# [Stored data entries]
>>>

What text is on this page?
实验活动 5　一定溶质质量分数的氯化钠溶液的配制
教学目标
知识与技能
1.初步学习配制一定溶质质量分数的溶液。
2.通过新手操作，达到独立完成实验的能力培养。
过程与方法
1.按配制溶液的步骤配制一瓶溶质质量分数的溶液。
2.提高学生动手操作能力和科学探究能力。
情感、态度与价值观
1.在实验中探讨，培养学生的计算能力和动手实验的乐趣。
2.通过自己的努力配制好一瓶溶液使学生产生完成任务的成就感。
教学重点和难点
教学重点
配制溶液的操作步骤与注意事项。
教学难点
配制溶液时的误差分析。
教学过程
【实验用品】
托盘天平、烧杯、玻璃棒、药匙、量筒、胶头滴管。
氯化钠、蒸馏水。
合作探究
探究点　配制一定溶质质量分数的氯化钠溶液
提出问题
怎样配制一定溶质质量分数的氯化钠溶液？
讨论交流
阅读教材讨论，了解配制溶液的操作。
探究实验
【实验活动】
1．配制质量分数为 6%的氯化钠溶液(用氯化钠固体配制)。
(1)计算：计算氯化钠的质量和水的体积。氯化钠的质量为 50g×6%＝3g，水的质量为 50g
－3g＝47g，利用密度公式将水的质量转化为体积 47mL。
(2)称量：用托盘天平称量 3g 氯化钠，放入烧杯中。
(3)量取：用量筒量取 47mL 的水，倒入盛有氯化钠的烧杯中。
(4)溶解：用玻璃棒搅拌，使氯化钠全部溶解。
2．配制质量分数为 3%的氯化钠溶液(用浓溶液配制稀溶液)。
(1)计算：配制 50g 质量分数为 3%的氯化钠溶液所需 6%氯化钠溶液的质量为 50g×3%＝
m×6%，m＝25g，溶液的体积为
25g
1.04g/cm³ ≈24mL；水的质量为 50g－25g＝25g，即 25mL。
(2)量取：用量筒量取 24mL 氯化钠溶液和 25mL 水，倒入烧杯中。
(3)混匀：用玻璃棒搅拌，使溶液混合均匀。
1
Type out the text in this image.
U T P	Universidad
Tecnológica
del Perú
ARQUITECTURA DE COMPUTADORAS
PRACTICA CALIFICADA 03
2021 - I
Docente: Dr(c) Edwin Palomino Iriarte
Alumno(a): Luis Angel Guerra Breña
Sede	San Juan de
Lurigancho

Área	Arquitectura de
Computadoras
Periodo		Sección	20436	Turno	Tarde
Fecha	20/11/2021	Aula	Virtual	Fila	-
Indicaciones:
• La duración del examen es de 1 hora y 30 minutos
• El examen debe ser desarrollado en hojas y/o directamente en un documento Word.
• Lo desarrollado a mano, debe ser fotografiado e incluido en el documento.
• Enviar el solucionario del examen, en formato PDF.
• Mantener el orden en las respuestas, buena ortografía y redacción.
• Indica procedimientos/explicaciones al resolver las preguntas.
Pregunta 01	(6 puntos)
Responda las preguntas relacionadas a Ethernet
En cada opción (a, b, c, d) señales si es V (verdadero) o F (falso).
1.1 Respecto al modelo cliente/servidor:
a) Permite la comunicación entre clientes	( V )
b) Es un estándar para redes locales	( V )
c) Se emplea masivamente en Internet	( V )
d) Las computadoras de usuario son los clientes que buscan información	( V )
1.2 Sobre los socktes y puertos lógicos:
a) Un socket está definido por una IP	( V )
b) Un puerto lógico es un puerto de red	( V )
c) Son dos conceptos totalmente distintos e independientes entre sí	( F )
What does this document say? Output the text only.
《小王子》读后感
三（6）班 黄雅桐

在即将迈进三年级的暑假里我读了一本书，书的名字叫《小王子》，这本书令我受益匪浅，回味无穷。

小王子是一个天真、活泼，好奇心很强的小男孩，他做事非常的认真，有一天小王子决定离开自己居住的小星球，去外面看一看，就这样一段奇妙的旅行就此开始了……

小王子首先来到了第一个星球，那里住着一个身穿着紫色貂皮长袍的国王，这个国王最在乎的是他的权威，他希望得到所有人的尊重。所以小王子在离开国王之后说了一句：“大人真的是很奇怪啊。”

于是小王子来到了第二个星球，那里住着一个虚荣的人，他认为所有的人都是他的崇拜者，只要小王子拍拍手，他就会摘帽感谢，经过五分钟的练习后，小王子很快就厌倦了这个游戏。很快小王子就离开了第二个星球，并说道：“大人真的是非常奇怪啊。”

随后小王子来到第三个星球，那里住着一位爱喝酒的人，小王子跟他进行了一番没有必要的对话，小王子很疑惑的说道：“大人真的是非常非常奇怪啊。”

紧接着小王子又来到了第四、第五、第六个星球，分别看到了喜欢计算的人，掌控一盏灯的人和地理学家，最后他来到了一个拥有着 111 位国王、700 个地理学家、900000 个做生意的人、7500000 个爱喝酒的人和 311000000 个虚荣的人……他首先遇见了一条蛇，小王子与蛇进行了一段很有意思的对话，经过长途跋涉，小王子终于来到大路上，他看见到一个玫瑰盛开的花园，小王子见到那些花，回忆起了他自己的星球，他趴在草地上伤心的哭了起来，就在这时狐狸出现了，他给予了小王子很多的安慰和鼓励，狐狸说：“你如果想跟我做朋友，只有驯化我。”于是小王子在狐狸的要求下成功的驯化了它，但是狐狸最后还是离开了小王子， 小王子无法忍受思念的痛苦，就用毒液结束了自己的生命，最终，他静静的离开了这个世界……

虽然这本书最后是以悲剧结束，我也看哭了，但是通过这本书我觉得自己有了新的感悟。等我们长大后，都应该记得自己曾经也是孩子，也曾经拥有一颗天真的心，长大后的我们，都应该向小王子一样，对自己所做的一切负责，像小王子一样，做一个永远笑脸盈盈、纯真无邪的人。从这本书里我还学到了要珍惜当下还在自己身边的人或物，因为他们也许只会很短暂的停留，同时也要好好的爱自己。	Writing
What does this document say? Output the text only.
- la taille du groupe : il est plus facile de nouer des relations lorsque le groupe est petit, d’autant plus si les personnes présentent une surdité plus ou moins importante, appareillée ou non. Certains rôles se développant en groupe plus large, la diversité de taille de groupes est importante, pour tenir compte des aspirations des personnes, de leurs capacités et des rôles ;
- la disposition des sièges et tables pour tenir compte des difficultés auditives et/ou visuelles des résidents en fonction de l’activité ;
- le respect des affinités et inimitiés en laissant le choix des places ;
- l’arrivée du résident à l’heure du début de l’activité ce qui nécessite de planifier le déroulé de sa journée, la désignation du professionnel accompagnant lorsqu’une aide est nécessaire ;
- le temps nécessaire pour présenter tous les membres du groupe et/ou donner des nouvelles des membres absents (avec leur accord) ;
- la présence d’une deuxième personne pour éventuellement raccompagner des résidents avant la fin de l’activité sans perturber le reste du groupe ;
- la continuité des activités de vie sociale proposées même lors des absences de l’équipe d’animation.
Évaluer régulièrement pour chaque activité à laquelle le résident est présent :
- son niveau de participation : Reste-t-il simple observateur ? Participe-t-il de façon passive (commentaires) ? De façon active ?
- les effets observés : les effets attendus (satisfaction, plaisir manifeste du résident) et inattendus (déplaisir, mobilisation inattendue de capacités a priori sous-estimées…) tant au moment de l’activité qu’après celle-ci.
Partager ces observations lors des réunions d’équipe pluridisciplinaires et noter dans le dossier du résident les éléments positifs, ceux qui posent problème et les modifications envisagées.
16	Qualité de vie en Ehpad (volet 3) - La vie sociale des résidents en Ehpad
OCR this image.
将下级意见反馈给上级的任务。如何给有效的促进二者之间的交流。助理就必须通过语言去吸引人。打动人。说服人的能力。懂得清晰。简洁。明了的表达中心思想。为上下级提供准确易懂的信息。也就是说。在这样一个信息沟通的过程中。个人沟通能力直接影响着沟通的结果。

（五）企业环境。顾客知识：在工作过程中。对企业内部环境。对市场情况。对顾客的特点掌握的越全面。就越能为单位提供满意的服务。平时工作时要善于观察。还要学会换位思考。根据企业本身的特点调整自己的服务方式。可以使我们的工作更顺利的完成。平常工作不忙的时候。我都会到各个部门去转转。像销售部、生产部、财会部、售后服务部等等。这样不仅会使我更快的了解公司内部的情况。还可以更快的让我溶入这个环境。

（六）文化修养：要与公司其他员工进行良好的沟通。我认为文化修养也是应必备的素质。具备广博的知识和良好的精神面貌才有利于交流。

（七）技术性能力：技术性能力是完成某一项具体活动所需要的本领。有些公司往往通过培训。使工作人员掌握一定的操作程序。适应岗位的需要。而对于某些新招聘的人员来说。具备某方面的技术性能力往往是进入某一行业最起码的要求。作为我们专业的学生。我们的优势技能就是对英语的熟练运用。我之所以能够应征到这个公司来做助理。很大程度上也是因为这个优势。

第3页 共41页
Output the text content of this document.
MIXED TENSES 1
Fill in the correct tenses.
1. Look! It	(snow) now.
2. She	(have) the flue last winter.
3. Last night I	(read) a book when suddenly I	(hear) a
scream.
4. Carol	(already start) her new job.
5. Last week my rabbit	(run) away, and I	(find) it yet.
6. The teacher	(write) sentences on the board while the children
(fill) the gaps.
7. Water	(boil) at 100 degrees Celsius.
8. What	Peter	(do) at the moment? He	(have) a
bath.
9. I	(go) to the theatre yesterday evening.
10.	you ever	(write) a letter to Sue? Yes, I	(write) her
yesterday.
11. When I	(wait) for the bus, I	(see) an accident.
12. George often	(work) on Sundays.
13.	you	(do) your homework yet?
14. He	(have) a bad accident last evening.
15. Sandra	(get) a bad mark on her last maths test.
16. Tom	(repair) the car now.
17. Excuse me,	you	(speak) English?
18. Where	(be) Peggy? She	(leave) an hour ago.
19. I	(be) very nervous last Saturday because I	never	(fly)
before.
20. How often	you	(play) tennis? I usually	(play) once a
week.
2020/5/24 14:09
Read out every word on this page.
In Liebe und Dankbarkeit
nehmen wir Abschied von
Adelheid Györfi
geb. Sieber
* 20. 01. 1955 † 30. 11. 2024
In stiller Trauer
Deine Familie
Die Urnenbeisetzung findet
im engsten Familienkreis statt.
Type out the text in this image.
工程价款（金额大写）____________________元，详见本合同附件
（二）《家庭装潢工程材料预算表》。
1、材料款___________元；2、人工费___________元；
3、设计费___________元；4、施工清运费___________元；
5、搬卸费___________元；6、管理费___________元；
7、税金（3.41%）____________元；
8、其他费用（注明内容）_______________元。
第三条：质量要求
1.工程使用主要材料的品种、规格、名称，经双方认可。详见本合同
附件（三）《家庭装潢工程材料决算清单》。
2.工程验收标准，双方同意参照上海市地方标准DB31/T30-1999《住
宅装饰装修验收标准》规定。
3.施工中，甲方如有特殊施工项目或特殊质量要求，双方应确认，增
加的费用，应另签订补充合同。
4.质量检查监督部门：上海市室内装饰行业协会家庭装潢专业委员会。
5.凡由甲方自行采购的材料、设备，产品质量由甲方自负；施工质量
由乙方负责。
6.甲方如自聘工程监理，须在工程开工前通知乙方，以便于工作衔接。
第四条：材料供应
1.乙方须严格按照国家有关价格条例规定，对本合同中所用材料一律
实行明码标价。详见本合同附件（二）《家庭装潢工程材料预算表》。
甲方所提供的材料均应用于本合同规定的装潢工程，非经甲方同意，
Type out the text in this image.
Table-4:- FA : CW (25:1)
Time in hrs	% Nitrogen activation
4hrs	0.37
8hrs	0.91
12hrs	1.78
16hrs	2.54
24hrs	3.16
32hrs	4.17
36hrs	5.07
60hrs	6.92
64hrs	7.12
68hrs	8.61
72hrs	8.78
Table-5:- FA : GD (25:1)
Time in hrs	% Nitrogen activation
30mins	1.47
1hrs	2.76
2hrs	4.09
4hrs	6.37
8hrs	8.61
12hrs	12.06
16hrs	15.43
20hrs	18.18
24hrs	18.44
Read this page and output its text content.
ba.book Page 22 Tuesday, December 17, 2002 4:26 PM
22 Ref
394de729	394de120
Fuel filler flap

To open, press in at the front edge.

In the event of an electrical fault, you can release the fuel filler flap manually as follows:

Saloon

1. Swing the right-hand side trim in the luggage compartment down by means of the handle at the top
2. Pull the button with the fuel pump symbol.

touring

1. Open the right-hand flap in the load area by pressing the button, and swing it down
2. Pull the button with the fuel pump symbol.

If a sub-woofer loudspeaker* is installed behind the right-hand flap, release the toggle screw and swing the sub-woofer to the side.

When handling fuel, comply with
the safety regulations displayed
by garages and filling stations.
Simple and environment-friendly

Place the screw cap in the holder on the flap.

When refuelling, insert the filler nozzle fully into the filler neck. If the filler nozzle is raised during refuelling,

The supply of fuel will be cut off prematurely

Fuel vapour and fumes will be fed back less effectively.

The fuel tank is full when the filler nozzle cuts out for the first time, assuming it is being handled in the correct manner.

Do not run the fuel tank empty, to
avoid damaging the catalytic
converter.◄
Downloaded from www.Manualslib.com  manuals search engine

<<<

# [OBJECTIVE]
Where a line of the material above holds the string "content", copy that line.

# [SOLVED EXERCISE]
Output the text content of this document.
Read this page and output its text content.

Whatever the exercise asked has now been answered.